Written request
Find the lines that hold "Порядку". Report only how many there are.

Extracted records
[Start]

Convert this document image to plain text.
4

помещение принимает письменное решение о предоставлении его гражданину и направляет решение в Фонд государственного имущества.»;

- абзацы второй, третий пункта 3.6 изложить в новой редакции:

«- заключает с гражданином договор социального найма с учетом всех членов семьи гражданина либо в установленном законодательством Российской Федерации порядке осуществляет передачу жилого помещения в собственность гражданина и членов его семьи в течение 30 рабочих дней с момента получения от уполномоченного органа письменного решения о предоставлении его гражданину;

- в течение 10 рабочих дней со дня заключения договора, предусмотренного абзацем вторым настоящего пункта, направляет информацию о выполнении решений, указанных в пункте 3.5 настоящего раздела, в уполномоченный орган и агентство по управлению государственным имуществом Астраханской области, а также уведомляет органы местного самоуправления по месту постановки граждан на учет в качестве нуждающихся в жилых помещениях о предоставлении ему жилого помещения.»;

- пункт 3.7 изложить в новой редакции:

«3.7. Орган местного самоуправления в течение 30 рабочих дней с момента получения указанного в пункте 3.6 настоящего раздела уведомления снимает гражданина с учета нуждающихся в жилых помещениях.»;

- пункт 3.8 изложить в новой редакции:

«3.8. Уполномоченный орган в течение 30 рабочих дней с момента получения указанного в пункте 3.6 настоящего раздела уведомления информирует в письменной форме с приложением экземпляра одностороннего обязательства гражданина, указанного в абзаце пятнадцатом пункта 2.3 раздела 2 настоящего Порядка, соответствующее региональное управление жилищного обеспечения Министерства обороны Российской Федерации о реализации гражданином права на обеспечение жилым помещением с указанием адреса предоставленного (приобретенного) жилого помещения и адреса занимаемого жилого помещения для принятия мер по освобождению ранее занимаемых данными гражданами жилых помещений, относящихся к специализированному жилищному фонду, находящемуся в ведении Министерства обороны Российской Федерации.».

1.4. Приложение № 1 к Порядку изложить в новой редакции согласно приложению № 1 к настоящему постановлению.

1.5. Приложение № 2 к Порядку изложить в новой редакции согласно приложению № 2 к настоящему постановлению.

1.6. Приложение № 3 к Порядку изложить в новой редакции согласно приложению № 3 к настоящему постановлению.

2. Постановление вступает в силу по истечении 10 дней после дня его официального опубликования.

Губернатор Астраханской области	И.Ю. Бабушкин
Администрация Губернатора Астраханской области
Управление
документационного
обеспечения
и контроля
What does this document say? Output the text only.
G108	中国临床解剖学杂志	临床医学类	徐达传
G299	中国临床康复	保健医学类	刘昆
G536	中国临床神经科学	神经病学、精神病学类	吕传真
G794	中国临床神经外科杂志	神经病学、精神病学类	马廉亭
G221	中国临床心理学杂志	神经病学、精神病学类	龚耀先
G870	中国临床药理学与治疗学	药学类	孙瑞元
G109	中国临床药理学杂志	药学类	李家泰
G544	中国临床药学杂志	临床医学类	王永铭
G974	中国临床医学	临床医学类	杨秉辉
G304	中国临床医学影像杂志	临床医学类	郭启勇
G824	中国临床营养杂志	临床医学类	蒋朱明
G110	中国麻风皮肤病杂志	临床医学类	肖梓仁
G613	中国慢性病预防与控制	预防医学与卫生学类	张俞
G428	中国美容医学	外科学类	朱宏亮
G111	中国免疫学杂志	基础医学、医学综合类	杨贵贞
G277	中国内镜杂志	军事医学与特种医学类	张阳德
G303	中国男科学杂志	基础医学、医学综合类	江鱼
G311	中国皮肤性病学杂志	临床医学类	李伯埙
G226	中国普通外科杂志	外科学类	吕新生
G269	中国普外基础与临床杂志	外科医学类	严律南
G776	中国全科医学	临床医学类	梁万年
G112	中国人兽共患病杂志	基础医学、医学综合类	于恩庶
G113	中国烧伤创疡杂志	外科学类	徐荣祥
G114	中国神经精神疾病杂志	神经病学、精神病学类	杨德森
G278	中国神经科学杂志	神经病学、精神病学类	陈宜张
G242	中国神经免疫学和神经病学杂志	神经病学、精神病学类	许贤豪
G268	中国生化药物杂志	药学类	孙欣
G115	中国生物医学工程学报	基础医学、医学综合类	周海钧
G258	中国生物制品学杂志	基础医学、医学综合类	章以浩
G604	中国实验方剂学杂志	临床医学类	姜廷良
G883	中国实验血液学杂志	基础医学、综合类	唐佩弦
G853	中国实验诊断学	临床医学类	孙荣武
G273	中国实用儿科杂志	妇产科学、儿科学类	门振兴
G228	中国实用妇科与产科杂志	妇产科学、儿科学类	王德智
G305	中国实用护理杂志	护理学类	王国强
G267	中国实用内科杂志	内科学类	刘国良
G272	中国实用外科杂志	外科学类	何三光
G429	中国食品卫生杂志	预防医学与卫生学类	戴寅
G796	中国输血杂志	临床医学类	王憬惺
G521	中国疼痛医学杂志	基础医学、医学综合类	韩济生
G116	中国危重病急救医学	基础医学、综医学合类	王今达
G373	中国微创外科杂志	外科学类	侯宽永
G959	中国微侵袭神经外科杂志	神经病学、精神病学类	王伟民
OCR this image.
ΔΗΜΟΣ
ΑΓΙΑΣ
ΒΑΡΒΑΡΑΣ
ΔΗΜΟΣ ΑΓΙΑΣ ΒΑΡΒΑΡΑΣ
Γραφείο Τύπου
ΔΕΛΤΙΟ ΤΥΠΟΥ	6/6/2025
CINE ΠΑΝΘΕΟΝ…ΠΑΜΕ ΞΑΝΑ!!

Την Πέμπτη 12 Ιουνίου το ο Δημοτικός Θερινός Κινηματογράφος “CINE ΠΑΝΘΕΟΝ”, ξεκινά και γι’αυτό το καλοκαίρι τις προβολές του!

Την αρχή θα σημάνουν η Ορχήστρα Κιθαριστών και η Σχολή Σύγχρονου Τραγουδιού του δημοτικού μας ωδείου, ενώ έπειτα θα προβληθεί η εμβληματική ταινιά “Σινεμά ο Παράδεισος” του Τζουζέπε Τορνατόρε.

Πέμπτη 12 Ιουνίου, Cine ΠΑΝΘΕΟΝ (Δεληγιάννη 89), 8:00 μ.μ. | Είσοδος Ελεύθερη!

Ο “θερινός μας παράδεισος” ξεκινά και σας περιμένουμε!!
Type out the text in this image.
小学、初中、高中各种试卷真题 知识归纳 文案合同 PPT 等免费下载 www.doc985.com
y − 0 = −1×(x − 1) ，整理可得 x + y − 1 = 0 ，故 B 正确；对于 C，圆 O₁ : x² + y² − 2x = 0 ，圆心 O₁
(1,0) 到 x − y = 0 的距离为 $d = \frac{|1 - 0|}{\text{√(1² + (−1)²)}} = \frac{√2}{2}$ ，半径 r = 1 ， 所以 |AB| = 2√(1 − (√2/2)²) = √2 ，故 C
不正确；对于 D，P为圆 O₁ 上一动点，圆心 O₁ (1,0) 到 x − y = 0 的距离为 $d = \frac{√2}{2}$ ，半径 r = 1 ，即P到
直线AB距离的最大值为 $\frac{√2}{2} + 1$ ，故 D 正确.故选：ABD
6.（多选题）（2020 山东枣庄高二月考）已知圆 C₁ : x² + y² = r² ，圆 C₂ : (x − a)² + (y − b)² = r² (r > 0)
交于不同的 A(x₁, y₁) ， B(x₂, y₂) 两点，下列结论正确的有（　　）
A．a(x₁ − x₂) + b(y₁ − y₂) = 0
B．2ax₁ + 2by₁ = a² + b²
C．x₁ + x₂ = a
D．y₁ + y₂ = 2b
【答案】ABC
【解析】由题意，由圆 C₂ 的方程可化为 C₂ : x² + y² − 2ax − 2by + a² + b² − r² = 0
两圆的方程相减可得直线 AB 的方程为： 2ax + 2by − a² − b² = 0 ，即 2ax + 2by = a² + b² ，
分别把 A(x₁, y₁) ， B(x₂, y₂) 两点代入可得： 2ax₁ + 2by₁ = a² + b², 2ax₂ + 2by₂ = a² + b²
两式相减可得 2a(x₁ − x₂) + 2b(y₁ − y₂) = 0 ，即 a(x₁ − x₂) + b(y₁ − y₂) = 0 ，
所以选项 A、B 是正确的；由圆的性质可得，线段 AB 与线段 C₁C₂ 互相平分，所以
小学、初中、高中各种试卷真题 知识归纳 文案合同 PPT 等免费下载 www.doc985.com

[End]

Response to the task
3